What you will do
Give all of the lines again exactly as they read.

Dataset entries
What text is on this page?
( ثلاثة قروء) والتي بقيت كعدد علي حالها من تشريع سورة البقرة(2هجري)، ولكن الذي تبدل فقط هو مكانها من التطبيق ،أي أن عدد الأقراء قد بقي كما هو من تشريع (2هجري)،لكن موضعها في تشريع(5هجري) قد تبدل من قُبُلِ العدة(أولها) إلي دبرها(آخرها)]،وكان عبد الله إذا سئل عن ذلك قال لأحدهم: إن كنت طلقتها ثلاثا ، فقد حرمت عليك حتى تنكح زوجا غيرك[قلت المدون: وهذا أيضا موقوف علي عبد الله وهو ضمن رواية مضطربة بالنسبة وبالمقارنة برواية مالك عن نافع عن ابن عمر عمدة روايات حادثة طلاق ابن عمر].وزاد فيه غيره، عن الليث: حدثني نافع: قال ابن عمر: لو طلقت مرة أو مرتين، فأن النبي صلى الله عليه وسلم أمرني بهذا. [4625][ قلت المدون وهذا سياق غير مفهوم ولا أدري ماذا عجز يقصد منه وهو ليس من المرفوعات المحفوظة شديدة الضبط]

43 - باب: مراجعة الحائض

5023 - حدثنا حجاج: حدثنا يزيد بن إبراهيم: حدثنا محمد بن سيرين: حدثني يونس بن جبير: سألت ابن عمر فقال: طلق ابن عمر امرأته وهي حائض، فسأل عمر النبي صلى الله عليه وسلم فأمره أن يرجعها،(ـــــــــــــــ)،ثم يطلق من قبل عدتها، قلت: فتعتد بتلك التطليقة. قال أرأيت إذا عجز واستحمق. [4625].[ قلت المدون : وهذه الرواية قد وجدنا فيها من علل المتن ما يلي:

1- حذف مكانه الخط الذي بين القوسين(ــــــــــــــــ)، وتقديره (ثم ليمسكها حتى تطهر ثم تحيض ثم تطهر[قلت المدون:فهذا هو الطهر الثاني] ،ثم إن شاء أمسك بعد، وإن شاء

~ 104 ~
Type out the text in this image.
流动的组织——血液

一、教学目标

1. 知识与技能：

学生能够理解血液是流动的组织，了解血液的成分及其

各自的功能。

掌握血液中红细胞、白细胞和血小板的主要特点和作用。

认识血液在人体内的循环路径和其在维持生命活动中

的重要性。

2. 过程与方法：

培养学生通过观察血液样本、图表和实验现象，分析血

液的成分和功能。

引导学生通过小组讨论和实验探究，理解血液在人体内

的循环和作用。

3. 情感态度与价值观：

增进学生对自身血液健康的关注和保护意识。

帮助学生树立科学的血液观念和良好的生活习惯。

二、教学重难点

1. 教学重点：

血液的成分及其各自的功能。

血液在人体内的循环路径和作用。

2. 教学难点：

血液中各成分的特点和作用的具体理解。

Completed exercise
What text is on this page?
( ثلاثة قروء) والتي بقيت كعدد علي حالها من تشريع سورة البقرة(2هجري)، ولكن الذي تبدل فقط هو مكانها من التطبيق ،أي أن عدد الأقراء قد بقي كما هو من تشريع (2هجري)،لكن موضعها في تشريع(5هجري) قد تبدل من قُبُلِ العدة(أولها) إلي دبرها(آخرها)]،وكان عبد الله إذا سئل عن ذلك قال لأحدهم: إن كنت طلقتها ثلاثا ، فقد حرمت عليك حتى تنكح زوجا غيرك[قلت المدون: وهذا أيضا موقوف علي عبد الله وهو ضمن رواية مضطربة بالنسبة وبالمقارنة برواية مالك عن نافع عن ابن عمر عمدة روايات حادثة طلاق ابن عمر].وزاد فيه غيره، عن الليث: حدثني نافع: قال ابن عمر: لو طلقت مرة أو مرتين، فأن النبي صلى الله عليه وسلم أمرني بهذا. [4625][ قلت المدون وهذا سياق غير مفهوم ولا أدري ماذا عجز يقصد منه وهو ليس من المرفوعات المحفوظة شديدة الضبط]

43 - باب: مراجعة الحائض

5023 - حدثنا حجاج: حدثنا يزيد بن إبراهيم: حدثنا محمد بن سيرين: حدثني يونس بن جبير: سألت ابن عمر فقال: طلق ابن عمر امرأته وهي حائض، فسأل عمر النبي صلى الله عليه وسلم فأمره أن يرجعها،(ـــــــــــــــ)،ثم يطلق من قبل عدتها، قلت: فتعتد بتلك التطليقة. قال أرأيت إذا عجز واستحمق. [4625].[ قلت المدون : وهذه الرواية قد وجدنا فيها من علل المتن ما يلي:

1- حذف مكانه الخط الذي بين القوسين(ــــــــــــــــ)، وتقديره (ثم ليمسكها حتى تطهر ثم تحيض ثم تطهر[قلت المدون:فهذا هو الطهر الثاني] ،ثم إن شاء أمسك بعد، وإن شاء

~ 104 ~
Type out the text in this image.
流动的组织——血液

一、教学目标

1. 知识与技能：

学生能够理解血液是流动的组织，了解血液的成分及其

各自的功能。

掌握血液中红细胞、白细胞和血小板的主要特点和作用。

认识血液在人体内的循环路径和其在维持生命活动中

的重要性。

2. 过程与方法：

培养学生通过观察血液样本、图表和实验现象，分析血

液的成分和功能。

引导学生通过小组讨论和实验探究，理解血液在人体内

的循环和作用。

3. 情感态度与价值观：

增进学生对自身血液健康的关注和保护意识。

帮助学生树立科学的血液观念和良好的生活习惯。

二、教学重难点

1. 教学重点：

血液的成分及其各自的功能。

血液在人体内的循环路径和作用。

2. 教学难点：

血液中各成分的特点和作用的具体理解。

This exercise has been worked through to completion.